Exercise inputs =>
★ ★ ★ ★ ★ ★ ★

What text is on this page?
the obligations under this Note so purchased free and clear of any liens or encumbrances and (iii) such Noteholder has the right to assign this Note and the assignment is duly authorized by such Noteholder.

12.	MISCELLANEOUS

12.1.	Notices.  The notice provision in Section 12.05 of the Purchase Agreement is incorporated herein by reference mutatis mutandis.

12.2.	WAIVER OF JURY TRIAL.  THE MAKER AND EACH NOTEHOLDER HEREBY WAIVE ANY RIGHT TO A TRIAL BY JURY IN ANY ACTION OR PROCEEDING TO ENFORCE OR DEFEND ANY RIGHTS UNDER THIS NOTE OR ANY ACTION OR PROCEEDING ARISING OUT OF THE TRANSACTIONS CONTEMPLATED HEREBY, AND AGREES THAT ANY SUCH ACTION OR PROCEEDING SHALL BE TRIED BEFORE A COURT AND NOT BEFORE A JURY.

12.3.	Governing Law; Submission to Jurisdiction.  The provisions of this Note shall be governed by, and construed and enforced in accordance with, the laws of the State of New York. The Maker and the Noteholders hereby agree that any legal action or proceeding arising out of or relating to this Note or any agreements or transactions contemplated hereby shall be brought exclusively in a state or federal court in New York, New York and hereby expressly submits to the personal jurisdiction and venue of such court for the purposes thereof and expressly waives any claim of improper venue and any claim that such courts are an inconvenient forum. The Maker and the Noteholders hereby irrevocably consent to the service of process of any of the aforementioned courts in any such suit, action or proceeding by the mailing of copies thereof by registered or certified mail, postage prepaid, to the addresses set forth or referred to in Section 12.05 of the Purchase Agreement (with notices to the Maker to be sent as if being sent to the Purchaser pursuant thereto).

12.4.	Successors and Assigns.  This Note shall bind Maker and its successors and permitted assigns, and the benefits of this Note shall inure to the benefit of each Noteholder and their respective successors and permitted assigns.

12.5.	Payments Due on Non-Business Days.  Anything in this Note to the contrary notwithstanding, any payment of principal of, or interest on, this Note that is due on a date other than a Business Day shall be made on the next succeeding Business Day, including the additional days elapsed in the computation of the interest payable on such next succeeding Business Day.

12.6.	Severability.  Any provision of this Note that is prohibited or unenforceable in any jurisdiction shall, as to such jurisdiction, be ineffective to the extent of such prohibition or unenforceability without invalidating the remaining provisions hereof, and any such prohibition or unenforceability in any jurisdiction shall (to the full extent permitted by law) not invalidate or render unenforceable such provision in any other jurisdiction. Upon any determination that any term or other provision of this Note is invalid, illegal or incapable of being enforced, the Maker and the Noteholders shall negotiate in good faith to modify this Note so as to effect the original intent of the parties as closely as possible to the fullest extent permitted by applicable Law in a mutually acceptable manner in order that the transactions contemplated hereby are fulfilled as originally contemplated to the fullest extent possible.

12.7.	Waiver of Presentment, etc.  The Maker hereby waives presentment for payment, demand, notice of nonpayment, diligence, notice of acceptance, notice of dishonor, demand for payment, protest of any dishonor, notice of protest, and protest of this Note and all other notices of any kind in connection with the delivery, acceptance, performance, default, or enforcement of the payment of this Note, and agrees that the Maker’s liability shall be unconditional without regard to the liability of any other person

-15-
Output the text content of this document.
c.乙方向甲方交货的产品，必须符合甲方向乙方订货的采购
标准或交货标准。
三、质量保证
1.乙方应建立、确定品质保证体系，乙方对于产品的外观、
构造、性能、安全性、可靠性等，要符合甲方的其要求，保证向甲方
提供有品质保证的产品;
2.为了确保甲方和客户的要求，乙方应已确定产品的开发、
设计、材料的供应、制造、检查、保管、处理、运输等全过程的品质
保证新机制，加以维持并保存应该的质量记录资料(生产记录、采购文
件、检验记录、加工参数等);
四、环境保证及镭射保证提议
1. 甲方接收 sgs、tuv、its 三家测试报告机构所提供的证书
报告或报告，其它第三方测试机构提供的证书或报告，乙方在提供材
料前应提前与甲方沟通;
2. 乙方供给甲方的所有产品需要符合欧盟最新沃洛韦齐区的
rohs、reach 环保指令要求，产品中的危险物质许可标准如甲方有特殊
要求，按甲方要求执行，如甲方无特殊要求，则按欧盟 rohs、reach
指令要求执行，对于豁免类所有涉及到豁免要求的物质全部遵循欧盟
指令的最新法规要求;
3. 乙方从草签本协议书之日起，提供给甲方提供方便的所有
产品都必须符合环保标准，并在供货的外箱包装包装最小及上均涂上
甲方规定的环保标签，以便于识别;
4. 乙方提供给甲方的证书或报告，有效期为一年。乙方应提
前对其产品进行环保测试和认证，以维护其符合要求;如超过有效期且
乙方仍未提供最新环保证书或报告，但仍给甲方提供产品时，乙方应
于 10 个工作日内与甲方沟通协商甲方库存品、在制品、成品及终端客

★ ★ ★ ★ ★ ★ ★

Written task => Count every line in the data that contains the word "text", then give that count and nothing else.

Written response => 2